## TASK GOAL
Repeat each entry as written and leave the images out of the copy.

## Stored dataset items
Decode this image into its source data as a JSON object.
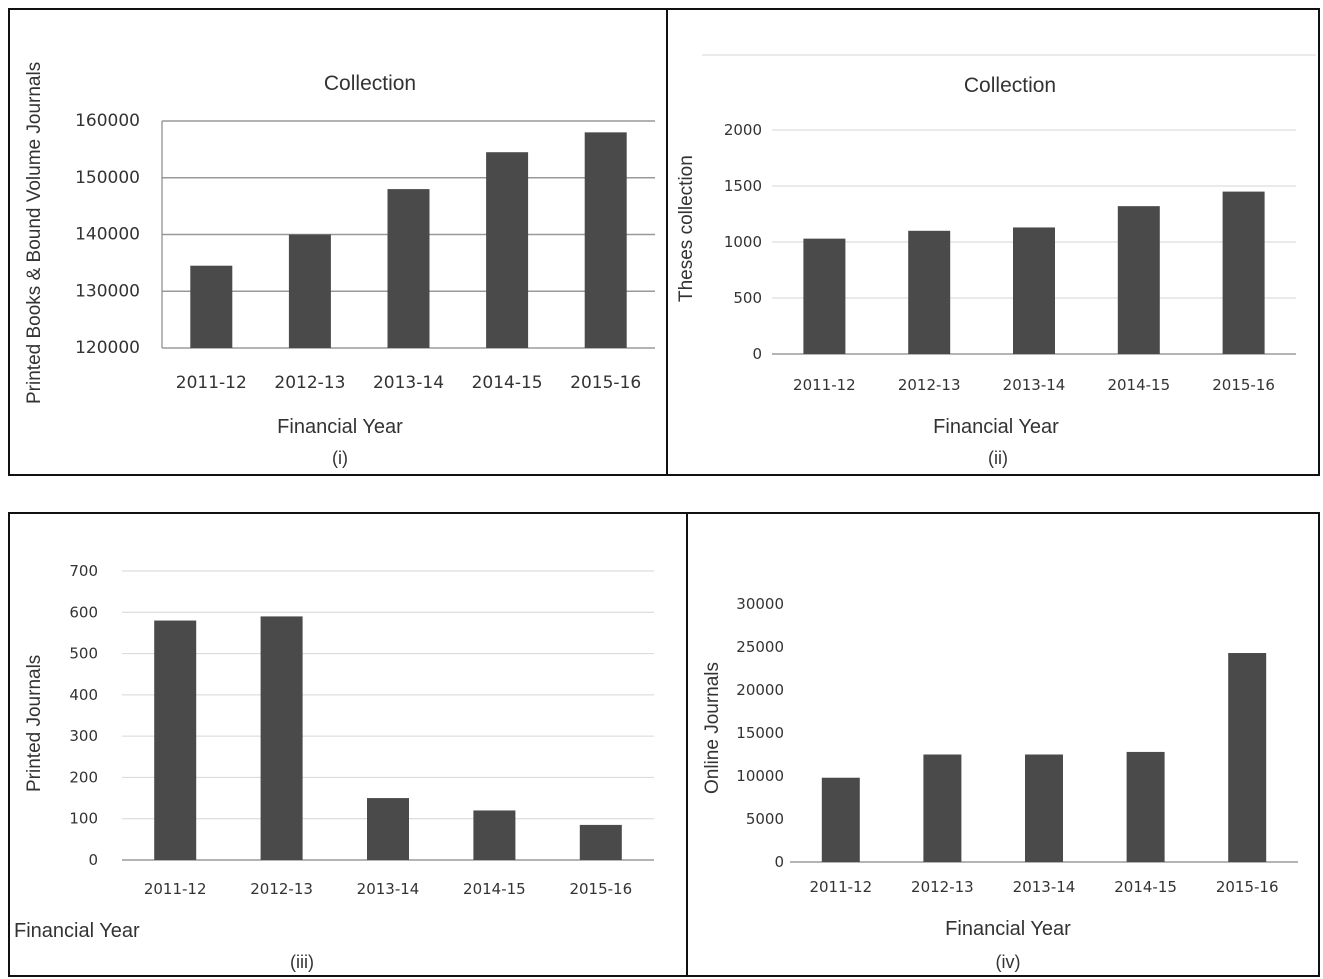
{
  "chart_data": [
    {
      "type": "bar",
      "title": "Collection",
      "xlabel": "Financial Year",
      "ylabel": "Printed Books & Bound Volume Journals",
      "panel_label": "(i)",
      "categories": [
        "2011-12",
        "2012-13",
        "2013-14",
        "2014-15",
        "2015-16"
      ],
      "values": [
        134500,
        140000,
        148000,
        154500,
        158000
      ],
      "yticks": [
        "120000",
        "130000",
        "140000",
        "150000",
        "160000"
      ],
      "ylim": [
        120000,
        160000
      ],
      "grid": true
    },
    {
      "type": "bar",
      "title": "Collection",
      "xlabel": "Financial Year",
      "ylabel": "Theses collection",
      "panel_label": "(ii)",
      "categories": [
        "2011-12",
        "2012-13",
        "2013-14",
        "2014-15",
        "2015-16"
      ],
      "values": [
        1030,
        1100,
        1130,
        1320,
        1450
      ],
      "yticks": [
        "0",
        "500",
        "1000",
        "1500",
        "2000"
      ],
      "ylim": [
        0,
        2000
      ],
      "grid": true
    },
    {
      "type": "bar",
      "title": "",
      "xlabel": "Financial Year",
      "ylabel": "Printed Journals",
      "panel_label": "(iii)",
      "categories": [
        "2011-12",
        "2012-13",
        "2013-14",
        "2014-15",
        "2015-16"
      ],
      "values": [
        580,
        590,
        150,
        120,
        85
      ],
      "yticks": [
        "0",
        "100",
        "200",
        "300",
        "400",
        "500",
        "600",
        "700"
      ],
      "ylim": [
        0,
        700
      ],
      "grid": true
    },
    {
      "type": "bar",
      "title": "",
      "xlabel": "Financial Year",
      "ylabel": "Online Journals",
      "panel_label": "(iv)",
      "categories": [
        "2011-12",
        "2012-13",
        "2013-14",
        "2014-15",
        "2015-16"
      ],
      "values": [
        9800,
        12500,
        12500,
        12800,
        24300
      ],
      "yticks": [
        "0",
        "5000",
        "10000",
        "15000",
        "20000",
        "25000",
        "30000"
      ],
      "ylim": [
        0,
        30000
      ],
      "grid": false
    }
  ]
}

## RESULT FOR THIS EXERCISE
Decode this image into its source data as a JSON object.
{
  "chart_data": [
    {
      "type": "bar",
      "title": "Collection",
      "xlabel": "Financial Year",
      "ylabel": "Printed Books & Bound Volume Journals",
      "panel_label": "(i)",
      "categories": [
        "2011-12",
        "2012-13",
        "2013-14",
        "2014-15",
        "2015-16"
      ],
      "values": [
        134500,
        140000,
        148000,
        154500,
        158000
      ],
      "yticks": [
        "120000",
        "130000",
        "140000",
        "150000",
        "160000"
      ],
      "ylim": [
        120000,
        160000
      ],
      "grid": true
    },
    {
      "type": "bar",
      "title": "Collection",
      "xlabel": "Financial Year",
      "ylabel": "Theses collection",
      "panel_label": "(ii)",
      "categories": [
        "2011-12",
        "2012-13",
        "2013-14",
        "2014-15",
        "2015-16"
      ],
      "values": [
        1030,
        1100,
        1130,
        1320,
        1450
      ],
      "yticks": [
        "0",
        "500",
        "1000",
        "1500",
        "2000"
      ],
      "ylim": [
        0,
        2000
      ],
      "grid": true
    },
    {
      "type": "bar",
      "title": "",
      "xlabel": "Financial Year",
      "ylabel": "Printed Journals",
      "panel_label": "(iii)",
      "categories": [
        "2011-12",
        "2012-13",
        "2013-14",
        "2014-15",
        "2015-16"
      ],
      "values": [
        580,
        590,
        150,
        120,
        85
      ],
      "yticks": [
        "0",
        "100",
        "200",
        "300",
        "400",
        "500",
        "600",
        "700"
      ],
      "ylim": [
        0,
        700
      ],
      "grid": true
    },
    {
      "type": "bar",
      "title": "",
      "xlabel": "Financial Year",
      "ylabel": "Online Journals",
      "panel_label": "(iv)",
      "categories": [
        "2011-12",
        "2012-13",
        "2013-14",
        "2014-15",
        "2015-16"
      ],
      "values": [
        9800,
        12500,
        12500,
        12800,
        24300
      ],
      "yticks": [
        "0",
        "5000",
        "10000",
        "15000",
        "20000",
        "25000",
        "30000"
      ],
      "ylim": [
        0,
        30000
      ],
      "grid": false
    }
  ]
}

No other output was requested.